■ Records

===

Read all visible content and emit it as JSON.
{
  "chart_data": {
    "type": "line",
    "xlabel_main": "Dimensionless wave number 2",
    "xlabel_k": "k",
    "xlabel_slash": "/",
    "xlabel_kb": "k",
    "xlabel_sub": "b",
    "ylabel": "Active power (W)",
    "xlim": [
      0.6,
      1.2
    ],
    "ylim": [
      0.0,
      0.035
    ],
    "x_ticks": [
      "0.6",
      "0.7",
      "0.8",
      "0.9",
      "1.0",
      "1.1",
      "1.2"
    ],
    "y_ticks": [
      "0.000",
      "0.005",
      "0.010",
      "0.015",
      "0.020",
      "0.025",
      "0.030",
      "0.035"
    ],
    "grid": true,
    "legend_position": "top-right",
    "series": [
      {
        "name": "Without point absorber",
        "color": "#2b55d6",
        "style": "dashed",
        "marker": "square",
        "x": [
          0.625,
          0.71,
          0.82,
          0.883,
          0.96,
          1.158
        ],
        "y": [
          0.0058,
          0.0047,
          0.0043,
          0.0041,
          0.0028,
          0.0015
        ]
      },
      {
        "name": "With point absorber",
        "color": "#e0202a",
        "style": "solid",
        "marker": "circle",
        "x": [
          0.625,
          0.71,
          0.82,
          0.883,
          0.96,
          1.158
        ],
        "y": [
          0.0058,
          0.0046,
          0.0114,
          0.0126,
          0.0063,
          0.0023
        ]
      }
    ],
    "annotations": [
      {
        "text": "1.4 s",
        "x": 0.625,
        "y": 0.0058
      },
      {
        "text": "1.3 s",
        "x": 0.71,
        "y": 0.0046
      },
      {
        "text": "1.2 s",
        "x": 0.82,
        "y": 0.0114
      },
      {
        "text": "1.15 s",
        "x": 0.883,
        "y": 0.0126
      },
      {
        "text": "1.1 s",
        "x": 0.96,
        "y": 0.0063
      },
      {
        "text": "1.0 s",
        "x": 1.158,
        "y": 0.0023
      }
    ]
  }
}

===

■ Written exercise
Using the material above, print every entry exactly as written.

■ Exercise solution
Read all visible content and emit it as JSON.
{
  "chart_data": {
    "type": "line",
    "xlabel_main": "Dimensionless wave number 2",
    "xlabel_k": "k",
    "xlabel_slash": "/",
    "xlabel_kb": "k",
    "xlabel_sub": "b",
    "ylabel": "Active power (W)",
    "xlim": [
      0.6,
      1.2
    ],
    "ylim": [
      0.0,
      0.035
    ],
    "x_ticks": [
      "0.6",
      "0.7",
      "0.8",
      "0.9",
      "1.0",
      "1.1",
      "1.2"
    ],
    "y_ticks": [
      "0.000",
      "0.005",
      "0.010",
      "0.015",
      "0.020",
      "0.025",
      "0.030",
      "0.035"
    ],
    "grid": true,
    "legend_position": "top-right",
    "series": [
      {
        "name": "Without point absorber",
        "color": "#2b55d6",
        "style": "dashed",
        "marker": "square",
        "x": [
          0.625,
          0.71,
          0.82,
          0.883,
          0.96,
          1.158
        ],
        "y": [
          0.0058,
          0.0047,
          0.0043,
          0.0041,
          0.0028,
          0.0015
        ]
      },
      {
        "name": "With point absorber",
        "color": "#e0202a",
        "style": "solid",
        "marker": "circle",
        "x": [
          0.625,
          0.71,
          0.82,
          0.883,
          0.96,
          1.158
        ],
        "y": [
          0.0058,
          0.0046,
          0.0114,
          0.0126,
          0.0063,
          0.0023
        ]
      }
    ],
    "annotations": [
      {
        "text": "1.4 s",
        "x": 0.625,
        "y": 0.0058
      },
      {
        "text": "1.3 s",
        "x": 0.71,
        "y": 0.0046
      },
      {
        "text": "1.2 s",
        "x": 0.82,
        "y": 0.0114
      },
      {
        "text": "1.15 s",
        "x": 0.883,
        "y": 0.0126
      },
      {
        "text": "1.1 s",
        "x": 0.96,
        "y": 0.0063
      },
      {
        "text": "1.0 s",
        "x": 1.158,
        "y": 0.0023
      }
    ]
  }
}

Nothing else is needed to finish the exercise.